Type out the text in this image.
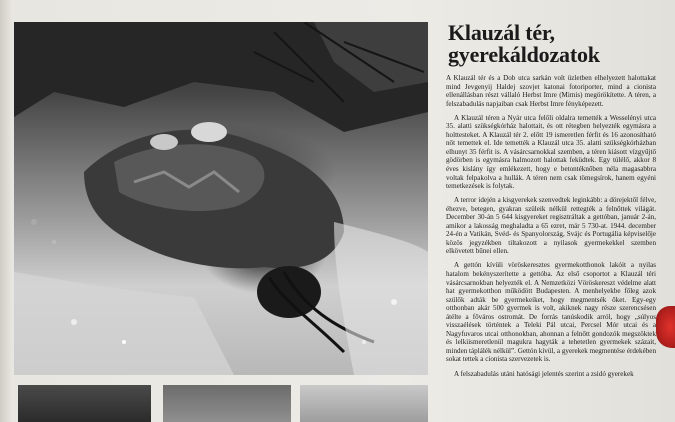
Klauzál tér,
gyerekáldozatok

A Klauzál tér és a Dob utca sarkán volt üzletben elhelyezett halottakat mind Jevgenyij Haldej szovjet katonai fotoriporter, mind a cionista ellenállásban részt vállaló Herbst Imre (Mimis) megörökítette. A téren, a felszabadulás napjaiban csak Herbst Imre fényképezett.

A Klauzál téren a Nyár utca felőli oldalra temették a Wesselényi utca 35. alatti szükségkórház halottait, és ott rétegben helyezték egymásra a holttesteket. A Klauzál tér 2. előtt 19 ismeretlen férfit és 16 azonosítható nőt temettek el. Ide temették a Klauzál utca 35. alatti szükségkórházban elhunyt 35 férfit is. A vásárcsarnokkal szemben, a téren kiásott vízgyűjtő gödörben is egymásra halmozott halottak feküdtek. Egy túlélő, akkor 8 éves kislány így emlékezett, hogy e betontéknőben néla magasabbra voltak felpakolva a hullák. A téren nem csak tömegsírok, hanem egyéni temetkezések is folytak.

A terror idején a kisgyerekek szenvedtek leginkább: a dörejektől félve, éhezve, betegen, gyakran szüleik nélkül rettegték a felnőttek világát. December 30-án 5 644 kisgyereket regisztráltak a gettóban, január 2-án, amikor a lakosság meghaladta a 65 ezret, már 5 730-at. 1944. december 24-én a Vatikán, Svéd- és Spanyolország, Svájc és Portugália képviselője közös jegyzékben tiltakozott a nyilasok gyermekekkel szemben elkövetett bűnei ellen.

A gettón kívüli vöröskeresztes gyermekotthonok lakóit a nyilas hatalom bekényszerítette a gettóba. Az első csoportot a Klauzál téri vásárcsarnokban helyezték el. A Nemzetközi Vöröskereszt védelme alatt hat gyermekotthon működött Budapesten. A menhelyekbe főleg azok szülők adták be gyermekeiket, hogy megmentsék őket. Egy-egy otthonban akár 500 gyermek is volt, akiknek nagy része szerencsésen átélte a főváros ostromát. De forrás tanúskodik arról, hogy „súlyos visszaélések történtek a Teleki Pál utcai, Percsel Mór utcai és a Nagyfuvaros utcai otthonokban, ahonnan a felnőtt gondozók megszöktek és lelkiismeretlenül magukra hagyták a tehetetlen gyermekek százait, minden táplálék nélkül”. Gettón kívül, a gyerekek megmentése érdekében sokat tettek a cionista szervezetek is.

A felszabadulás utáni hatósági jelentés szerint a zsidó gyerekek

—————

Goal: From the listing above, copy every line that includes the word "felszabadulás".

Finished task:
A Klauzál tér és a Dob utca sarkán volt üzletben elhelyezett halottakat mind Jevgenyij Haldej szovjet katonai fotoriporter, mind a cionista ellenállásban részt vállaló Herbst Imre (Mimis) megörökítette. A téren, a felszabadulás napjaiban csak Herbst Imre fényképezett.
A felszabadulás utáni hatósági jelentés szerint a zsidó gyerekek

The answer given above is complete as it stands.